What is asked
Copy each line of the data below with the word "accent".
** begin **
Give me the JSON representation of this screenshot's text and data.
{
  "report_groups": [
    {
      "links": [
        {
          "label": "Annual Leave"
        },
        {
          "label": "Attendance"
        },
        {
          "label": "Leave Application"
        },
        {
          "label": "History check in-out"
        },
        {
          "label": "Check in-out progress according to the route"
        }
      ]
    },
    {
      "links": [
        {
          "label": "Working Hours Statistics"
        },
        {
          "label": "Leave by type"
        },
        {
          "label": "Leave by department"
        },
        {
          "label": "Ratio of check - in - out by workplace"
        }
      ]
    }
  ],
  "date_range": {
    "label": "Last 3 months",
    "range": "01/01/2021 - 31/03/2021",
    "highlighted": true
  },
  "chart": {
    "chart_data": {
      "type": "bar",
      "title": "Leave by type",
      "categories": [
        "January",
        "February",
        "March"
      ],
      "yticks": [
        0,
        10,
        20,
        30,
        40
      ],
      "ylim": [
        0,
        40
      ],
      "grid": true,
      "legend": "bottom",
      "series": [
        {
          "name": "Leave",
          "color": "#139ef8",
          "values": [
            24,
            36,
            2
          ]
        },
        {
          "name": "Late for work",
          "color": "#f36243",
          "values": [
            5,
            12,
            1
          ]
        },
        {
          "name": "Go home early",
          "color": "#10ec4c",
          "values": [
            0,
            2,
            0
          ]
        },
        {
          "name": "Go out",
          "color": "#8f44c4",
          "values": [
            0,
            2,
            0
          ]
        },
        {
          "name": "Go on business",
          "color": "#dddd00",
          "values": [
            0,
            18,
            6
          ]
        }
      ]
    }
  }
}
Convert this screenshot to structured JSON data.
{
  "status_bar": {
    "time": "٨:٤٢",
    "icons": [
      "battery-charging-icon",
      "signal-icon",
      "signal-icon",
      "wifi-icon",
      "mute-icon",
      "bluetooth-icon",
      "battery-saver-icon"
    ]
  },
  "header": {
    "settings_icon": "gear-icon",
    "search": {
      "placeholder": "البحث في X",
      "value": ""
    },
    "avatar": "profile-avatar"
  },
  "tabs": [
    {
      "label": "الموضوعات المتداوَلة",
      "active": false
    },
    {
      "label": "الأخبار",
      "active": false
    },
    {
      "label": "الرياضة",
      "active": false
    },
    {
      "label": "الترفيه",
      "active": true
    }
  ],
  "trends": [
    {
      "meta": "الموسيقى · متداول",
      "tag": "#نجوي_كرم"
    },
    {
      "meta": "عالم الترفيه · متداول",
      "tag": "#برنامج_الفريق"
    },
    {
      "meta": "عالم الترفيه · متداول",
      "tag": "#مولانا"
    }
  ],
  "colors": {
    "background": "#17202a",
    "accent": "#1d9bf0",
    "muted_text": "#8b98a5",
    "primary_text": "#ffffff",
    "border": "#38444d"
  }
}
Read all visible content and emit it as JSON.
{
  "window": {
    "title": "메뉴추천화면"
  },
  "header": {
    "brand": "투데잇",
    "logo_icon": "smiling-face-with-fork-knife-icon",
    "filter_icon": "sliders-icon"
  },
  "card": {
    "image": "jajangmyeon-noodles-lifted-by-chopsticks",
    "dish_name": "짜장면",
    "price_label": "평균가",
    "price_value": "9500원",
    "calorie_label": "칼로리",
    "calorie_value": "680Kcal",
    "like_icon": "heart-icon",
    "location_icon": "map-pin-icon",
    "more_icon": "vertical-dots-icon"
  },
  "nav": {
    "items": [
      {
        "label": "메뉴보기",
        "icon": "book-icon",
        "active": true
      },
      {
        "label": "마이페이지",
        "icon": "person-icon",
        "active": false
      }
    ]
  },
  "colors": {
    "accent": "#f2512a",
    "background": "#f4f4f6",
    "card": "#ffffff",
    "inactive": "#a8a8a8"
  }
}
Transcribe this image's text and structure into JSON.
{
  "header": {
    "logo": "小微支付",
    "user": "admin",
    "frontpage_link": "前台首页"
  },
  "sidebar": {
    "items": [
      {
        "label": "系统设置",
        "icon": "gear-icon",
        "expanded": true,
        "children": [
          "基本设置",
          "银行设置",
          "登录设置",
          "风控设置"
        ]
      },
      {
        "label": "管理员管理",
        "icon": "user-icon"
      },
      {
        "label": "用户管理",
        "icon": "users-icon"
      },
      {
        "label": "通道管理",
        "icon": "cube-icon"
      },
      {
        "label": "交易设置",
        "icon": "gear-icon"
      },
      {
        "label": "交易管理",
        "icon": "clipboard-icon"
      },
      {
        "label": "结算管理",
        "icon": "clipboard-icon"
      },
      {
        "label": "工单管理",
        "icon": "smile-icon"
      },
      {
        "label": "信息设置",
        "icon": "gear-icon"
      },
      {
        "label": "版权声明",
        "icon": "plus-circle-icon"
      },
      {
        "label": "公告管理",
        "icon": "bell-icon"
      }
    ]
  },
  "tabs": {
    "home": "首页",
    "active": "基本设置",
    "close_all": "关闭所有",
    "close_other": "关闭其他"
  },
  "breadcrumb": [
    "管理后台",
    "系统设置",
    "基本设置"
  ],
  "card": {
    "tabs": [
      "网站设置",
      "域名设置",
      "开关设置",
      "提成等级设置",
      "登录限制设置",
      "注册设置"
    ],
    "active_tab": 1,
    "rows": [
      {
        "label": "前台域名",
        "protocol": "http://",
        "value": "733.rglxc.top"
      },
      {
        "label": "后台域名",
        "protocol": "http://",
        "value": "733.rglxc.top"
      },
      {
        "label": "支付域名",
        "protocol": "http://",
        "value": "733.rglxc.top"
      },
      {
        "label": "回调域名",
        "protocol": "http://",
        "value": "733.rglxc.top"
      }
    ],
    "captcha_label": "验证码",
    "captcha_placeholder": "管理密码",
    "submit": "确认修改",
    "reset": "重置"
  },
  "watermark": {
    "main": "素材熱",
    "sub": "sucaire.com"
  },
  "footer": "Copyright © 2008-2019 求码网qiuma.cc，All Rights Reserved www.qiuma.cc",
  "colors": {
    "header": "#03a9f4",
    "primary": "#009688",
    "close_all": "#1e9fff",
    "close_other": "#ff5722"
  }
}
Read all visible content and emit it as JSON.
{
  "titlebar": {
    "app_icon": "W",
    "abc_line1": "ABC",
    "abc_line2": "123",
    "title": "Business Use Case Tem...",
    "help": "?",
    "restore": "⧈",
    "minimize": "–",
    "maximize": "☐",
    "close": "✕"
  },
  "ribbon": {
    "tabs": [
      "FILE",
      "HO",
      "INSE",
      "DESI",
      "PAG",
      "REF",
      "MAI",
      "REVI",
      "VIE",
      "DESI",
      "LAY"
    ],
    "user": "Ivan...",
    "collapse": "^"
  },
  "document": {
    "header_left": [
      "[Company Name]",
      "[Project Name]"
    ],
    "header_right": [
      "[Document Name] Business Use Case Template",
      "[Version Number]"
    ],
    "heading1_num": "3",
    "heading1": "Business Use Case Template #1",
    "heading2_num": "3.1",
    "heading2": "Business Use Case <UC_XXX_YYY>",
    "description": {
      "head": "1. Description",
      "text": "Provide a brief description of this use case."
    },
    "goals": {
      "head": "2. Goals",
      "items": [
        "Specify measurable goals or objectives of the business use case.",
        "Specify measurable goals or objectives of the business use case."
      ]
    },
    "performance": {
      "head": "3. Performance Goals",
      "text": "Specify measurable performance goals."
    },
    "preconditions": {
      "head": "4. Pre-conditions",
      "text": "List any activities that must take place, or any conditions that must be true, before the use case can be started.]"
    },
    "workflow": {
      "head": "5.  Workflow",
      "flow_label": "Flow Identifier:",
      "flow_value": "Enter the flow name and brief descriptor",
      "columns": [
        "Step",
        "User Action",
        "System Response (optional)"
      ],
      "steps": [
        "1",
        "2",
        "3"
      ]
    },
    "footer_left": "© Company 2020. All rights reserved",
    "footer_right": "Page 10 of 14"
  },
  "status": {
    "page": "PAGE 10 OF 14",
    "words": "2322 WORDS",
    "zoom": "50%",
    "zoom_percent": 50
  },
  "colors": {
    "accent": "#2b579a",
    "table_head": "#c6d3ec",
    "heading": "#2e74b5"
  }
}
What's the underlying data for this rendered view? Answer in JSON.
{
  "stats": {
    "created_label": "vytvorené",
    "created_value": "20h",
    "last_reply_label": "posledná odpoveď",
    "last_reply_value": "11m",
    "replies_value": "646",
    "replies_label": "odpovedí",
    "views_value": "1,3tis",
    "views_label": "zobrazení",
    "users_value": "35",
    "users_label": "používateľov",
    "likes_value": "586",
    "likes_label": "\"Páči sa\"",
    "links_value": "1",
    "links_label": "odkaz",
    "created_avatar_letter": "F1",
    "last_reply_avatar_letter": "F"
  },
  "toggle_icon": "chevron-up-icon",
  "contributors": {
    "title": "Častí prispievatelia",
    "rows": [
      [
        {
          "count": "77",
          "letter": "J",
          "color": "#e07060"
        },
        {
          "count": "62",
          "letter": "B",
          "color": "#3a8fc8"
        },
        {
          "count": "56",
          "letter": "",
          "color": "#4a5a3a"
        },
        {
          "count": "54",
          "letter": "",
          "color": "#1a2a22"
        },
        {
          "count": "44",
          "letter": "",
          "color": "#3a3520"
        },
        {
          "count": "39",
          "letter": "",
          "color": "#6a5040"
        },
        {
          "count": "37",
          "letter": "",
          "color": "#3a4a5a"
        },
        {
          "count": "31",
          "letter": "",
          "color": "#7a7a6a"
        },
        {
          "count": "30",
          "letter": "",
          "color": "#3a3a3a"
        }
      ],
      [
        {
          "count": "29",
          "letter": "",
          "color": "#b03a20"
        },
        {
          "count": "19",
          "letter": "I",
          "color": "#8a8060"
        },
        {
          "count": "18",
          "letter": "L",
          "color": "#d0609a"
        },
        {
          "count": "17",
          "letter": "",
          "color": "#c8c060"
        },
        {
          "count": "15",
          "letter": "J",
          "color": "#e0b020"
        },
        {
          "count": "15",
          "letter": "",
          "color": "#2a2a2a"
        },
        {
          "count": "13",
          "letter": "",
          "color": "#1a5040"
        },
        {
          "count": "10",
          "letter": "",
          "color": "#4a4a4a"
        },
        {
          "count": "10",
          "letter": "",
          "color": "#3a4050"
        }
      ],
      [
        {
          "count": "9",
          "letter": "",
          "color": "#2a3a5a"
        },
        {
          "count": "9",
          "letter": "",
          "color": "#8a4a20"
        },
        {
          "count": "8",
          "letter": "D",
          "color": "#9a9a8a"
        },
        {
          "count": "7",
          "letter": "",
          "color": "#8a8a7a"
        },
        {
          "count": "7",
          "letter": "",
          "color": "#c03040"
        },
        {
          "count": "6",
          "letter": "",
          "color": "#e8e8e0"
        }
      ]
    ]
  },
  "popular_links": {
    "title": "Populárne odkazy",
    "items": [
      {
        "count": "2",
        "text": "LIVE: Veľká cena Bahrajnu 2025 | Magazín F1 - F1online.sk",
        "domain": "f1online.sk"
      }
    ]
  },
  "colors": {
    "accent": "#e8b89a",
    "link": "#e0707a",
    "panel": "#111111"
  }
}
** end **
Solution to this task
    "accent": "#1d9bf0",
    "accent": "#f2512a",
    "accent": "#2b579a",
    "accent": "#e8b89a",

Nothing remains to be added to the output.